> Stated exercise
Repeat the material verbatim. Images are excluded from the copy.

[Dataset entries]
+++++

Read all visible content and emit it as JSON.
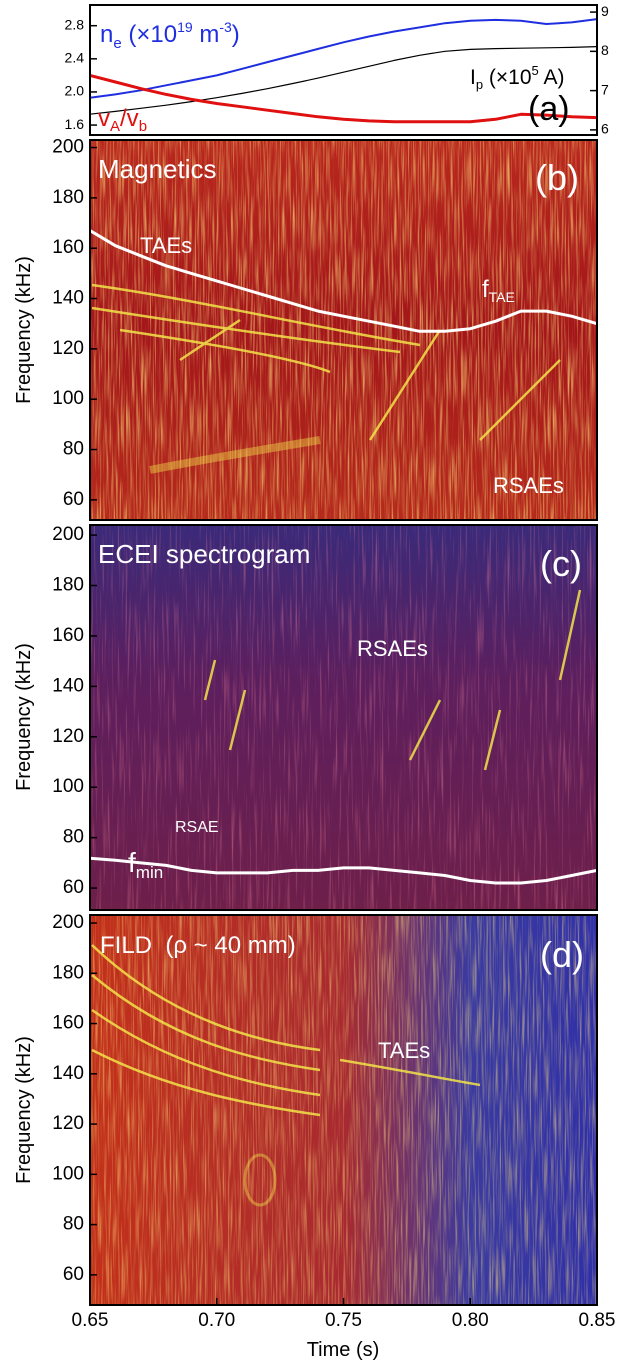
{
  "chart_data": [
    {
      "type": "line",
      "label": "(a)",
      "xlim": [
        0.65,
        0.85
      ],
      "ylim": [
        1.48,
        3.05
      ],
      "yticks": [
        1.6,
        {
          "value": 2,
          "label": "2.0"
        },
        2.4,
        2.8
      ],
      "y2lim": [
        5.87,
        9.18
      ],
      "y2ticks": [
        6,
        7,
        8,
        9
      ],
      "x": [
        0.65,
        0.66,
        0.67,
        0.68,
        0.69,
        0.7,
        0.71,
        0.72,
        0.73,
        0.74,
        0.75,
        0.76,
        0.77,
        0.78,
        0.79,
        0.8,
        0.81,
        0.82,
        0.83,
        0.84,
        0.85
      ],
      "series": [
        {
          "name": [
            "n",
            "e",
            " (×10",
            "19",
            " m",
            "-3",
            ")"
          ],
          "color": "#1f2fe0",
          "values": [
            1.93,
            1.97,
            2.02,
            2.08,
            2.14,
            2.2,
            2.28,
            2.36,
            2.44,
            2.52,
            2.6,
            2.67,
            2.73,
            2.78,
            2.83,
            2.86,
            2.87,
            2.86,
            2.82,
            2.84,
            2.88
          ]
        },
        {
          "name": [
            "I",
            "p",
            " (×10",
            "5",
            " A)"
          ],
          "color": "#000000",
          "axis": "y2",
          "values": [
            6.4,
            6.47,
            6.55,
            6.63,
            6.72,
            6.82,
            6.93,
            7.05,
            7.18,
            7.32,
            7.47,
            7.62,
            7.77,
            7.9,
            8.0,
            8.05,
            8.07,
            8.08,
            8.09,
            8.1,
            8.12
          ]
        },
        {
          "name": [
            "v",
            "A",
            "/v",
            "b"
          ],
          "color": "#e01010",
          "values": [
            2.2,
            2.12,
            2.04,
            1.97,
            1.91,
            1.86,
            1.82,
            1.78,
            1.74,
            1.7,
            1.67,
            1.65,
            1.64,
            1.64,
            1.64,
            1.64,
            1.67,
            1.73,
            1.72,
            1.7,
            1.69
          ]
        }
      ]
    },
    {
      "type": "heatmap",
      "title": "Magnetics",
      "label": "(b)",
      "ylabel": "Frequency (kHz)",
      "xlim": [
        0.65,
        0.85
      ],
      "ylim": [
        52,
        203
      ],
      "yticks": [
        60,
        80,
        100,
        120,
        140,
        160,
        180,
        200
      ],
      "annotations": [
        "TAEs",
        "RSAEs"
      ],
      "x": [
        0.65,
        0.66,
        0.67,
        0.68,
        0.69,
        0.7,
        0.71,
        0.72,
        0.73,
        0.74,
        0.75,
        0.76,
        0.77,
        0.78,
        0.79,
        0.8,
        0.81,
        0.82,
        0.83,
        0.84,
        0.85
      ],
      "series": [
        {
          "name": [
            "f",
            "TAE"
          ],
          "color": "#ffffff",
          "values": [
            167,
            161,
            157,
            153,
            150,
            147,
            144,
            141,
            138,
            135,
            133,
            131,
            129,
            127,
            127,
            128,
            131,
            135,
            135,
            133,
            130
          ]
        }
      ]
    },
    {
      "type": "heatmap",
      "title": "ECEI spectrogram",
      "label": "(c)",
      "ylabel": "Frequency (kHz)",
      "xlim": [
        0.65,
        0.85
      ],
      "ylim": [
        51.3,
        204
      ],
      "yticks": [
        60,
        80,
        100,
        120,
        140,
        160,
        180,
        200
      ],
      "annotations": [
        "RSAEs"
      ],
      "x": [
        0.65,
        0.66,
        0.67,
        0.68,
        0.69,
        0.7,
        0.71,
        0.72,
        0.73,
        0.74,
        0.75,
        0.76,
        0.77,
        0.78,
        0.79,
        0.8,
        0.81,
        0.82,
        0.83,
        0.84,
        0.85
      ],
      "series": [
        {
          "name": [
            "f",
            "min",
            "RSAE"
          ],
          "color": "#ffffff",
          "values": [
            71.8,
            71,
            70,
            69,
            67,
            66,
            66,
            66,
            67,
            67,
            68,
            68,
            67,
            66,
            65,
            63,
            62,
            62,
            63,
            65,
            67
          ]
        }
      ]
    },
    {
      "type": "heatmap",
      "title": "FILD  (ρ ~ 40 mm)",
      "label": "(d)",
      "ylabel": "Frequency (kHz)",
      "xlabel": "Time (s)",
      "xlim": [
        0.65,
        0.85
      ],
      "ylim": [
        48,
        203.2
      ],
      "yticks": [
        60,
        80,
        100,
        120,
        140,
        160,
        180,
        200
      ],
      "xticks": [
        0.65,
        {
          "value": 0.7,
          "label": "0.70"
        },
        0.75,
        {
          "value": 0.8,
          "label": "0.80"
        },
        0.85
      ],
      "annotations": [
        "TAEs"
      ]
    }
  ]
}
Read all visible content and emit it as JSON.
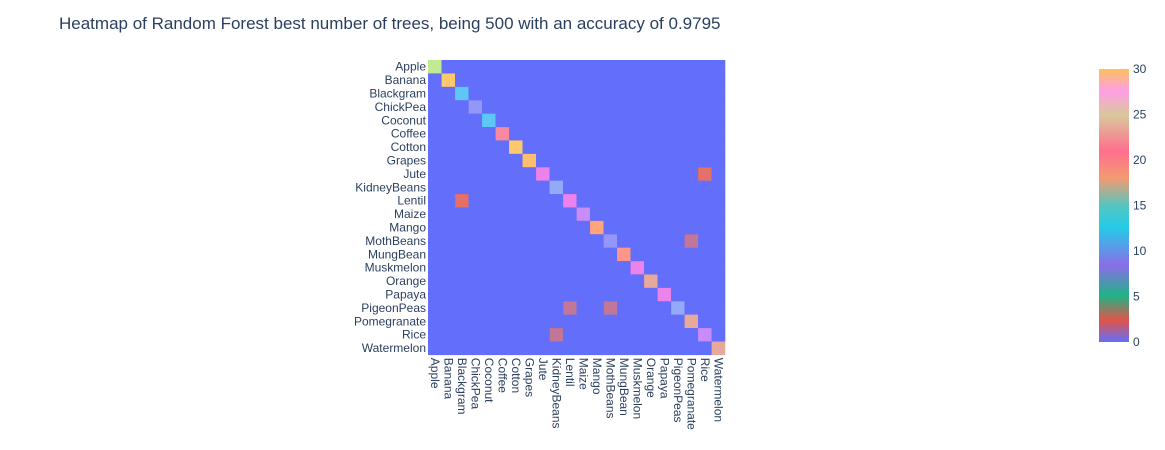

+++++

> Answer in full
Read all visible content and emit it as JSON.
{
  "chart_data": [
    {
      "type": "line",
      "label": "(a)",
      "xlim": [
        0.65,
        0.85
      ],
      "ylim": [
        1.48,
        3.05
      ],
      "yticks": [
        1.6,
        {
          "value": 2,
          "label": "2.0"
        },
        2.4,
        2.8
      ],
      "y2lim": [
        5.87,
        9.18
      ],
      "y2ticks": [
        6,
        7,
        8,
        9
      ],
      "x": [
        0.65,
        0.66,
        0.67,
        0.68,
        0.69,
        0.7,
        0.71,
        0.72,
        0.73,
        0.74,
        0.75,
        0.76,
        0.77,
        0.78,
        0.79,
        0.8,
        0.81,
        0.82,
        0.83,
        0.84,
        0.85
      ],
      "series": [
        {
          "name": [
            "n",
            "e",
            " (×10",
            "19",
            " m",
            "-3",
            ")"
          ],
          "color": "#1f2fe0",
          "values": [
            1.93,
            1.97,
            2.02,
            2.08,
            2.14,
            2.2,
            2.28,
            2.36,
            2.44,
            2.52,
            2.6,
            2.67,
            2.73,
            2.78,
            2.83,
            2.86,
            2.87,
            2.86,
            2.82,
            2.84,
            2.88
          ]
        },
        {
          "name": [
            "I",
            "p",
            " (×10",
            "5",
            " A)"
          ],
          "color": "#000000",
          "axis": "y2",
          "values": [
            6.4,
            6.47,
            6.55,
            6.63,
            6.72,
            6.82,
            6.93,
            7.05,
            7.18,
            7.32,
            7.47,
            7.62,
            7.77,
            7.9,
            8.0,
            8.05,
            8.07,
            8.08,
            8.09,
            8.1,
            8.12
          ]
        },
        {
          "name": [
            "v",
            "A",
            "/v",
            "b"
          ],
          "color": "#e01010",
          "values": [
            2.2,
            2.12,
            2.04,
            1.97,
            1.91,
            1.86,
            1.82,
            1.78,
            1.74,
            1.7,
            1.67,
            1.65,
            1.64,
            1.64,
            1.64,
            1.64,
            1.67,
            1.73,
            1.72,
            1.7,
            1.69
          ]
        }
      ]
    },
    {
      "type": "heatmap",
      "title": "Magnetics",
      "label": "(b)",
      "ylabel": "Frequency (kHz)",
      "xlim": [
        0.65,
        0.85
      ],
      "ylim": [
        52,
        203
      ],
      "yticks": [
        60,
        80,
        100,
        120,
        140,
        160,
        180,
        200
      ],
      "annotations": [
        "TAEs",
        "RSAEs"
      ],
      "x": [
        0.65,
        0.66,
        0.67,
        0.68,
        0.69,
        0.7,
        0.71,
        0.72,
        0.73,
        0.74,
        0.75,
        0.76,
        0.77,
        0.78,
        0.79,
        0.8,
        0.81,
        0.82,
        0.83,
        0.84,
        0.85
      ],
      "series": [
        {
          "name": [
            "f",
            "TAE"
          ],
          "color": "#ffffff",
          "values": [
            167,
            161,
            157,
            153,
            150,
            147,
            144,
            141,
            138,
            135,
            133,
            131,
            129,
            127,
            127,
            128,
            131,
            135,
            135,
            133,
            130
          ]
        }
      ]
    },
    {
      "type": "heatmap",
      "title": "ECEI spectrogram",
      "label": "(c)",
      "ylabel": "Frequency (kHz)",
      "xlim": [
        0.65,
        0.85
      ],
      "ylim": [
        51.3,
        204
      ],
      "yticks": [
        60,
        80,
        100,
        120,
        140,
        160,
        180,
        200
      ],
      "annotations": [
        "RSAEs"
      ],
      "x": [
        0.65,
        0.66,
        0.67,
        0.68,
        0.69,
        0.7,
        0.71,
        0.72,
        0.73,
        0.74,
        0.75,
        0.76,
        0.77,
        0.78,
        0.79,
        0.8,
        0.81,
        0.82,
        0.83,
        0.84,
        0.85
      ],
      "series": [
        {
          "name": [
            "f",
            "min",
            "RSAE"
          ],
          "color": "#ffffff",
          "values": [
            71.8,
            71,
            70,
            69,
            67,
            66,
            66,
            66,
            67,
            67,
            68,
            68,
            67,
            66,
            65,
            63,
            62,
            62,
            63,
            65,
            67
          ]
        }
      ]
    },
    {
      "type": "heatmap",
      "title": "FILD  (ρ ~ 40 mm)",
      "label": "(d)",
      "ylabel": "Frequency (kHz)",
      "xlabel": "Time (s)",
      "xlim": [
        0.65,
        0.85
      ],
      "ylim": [
        48,
        203.2
      ],
      "yticks": [
        60,
        80,
        100,
        120,
        140,
        160,
        180,
        200
      ],
      "xticks": [
        0.65,
        {
          "value": 0.7,
          "label": "0.70"
        },
        0.75,
        {
          "value": 0.8,
          "label": "0.80"
        },
        0.85
      ],
      "annotations": [
        "TAEs"
      ]
    }
  ]
}
Read all visible content and emit it as JSON.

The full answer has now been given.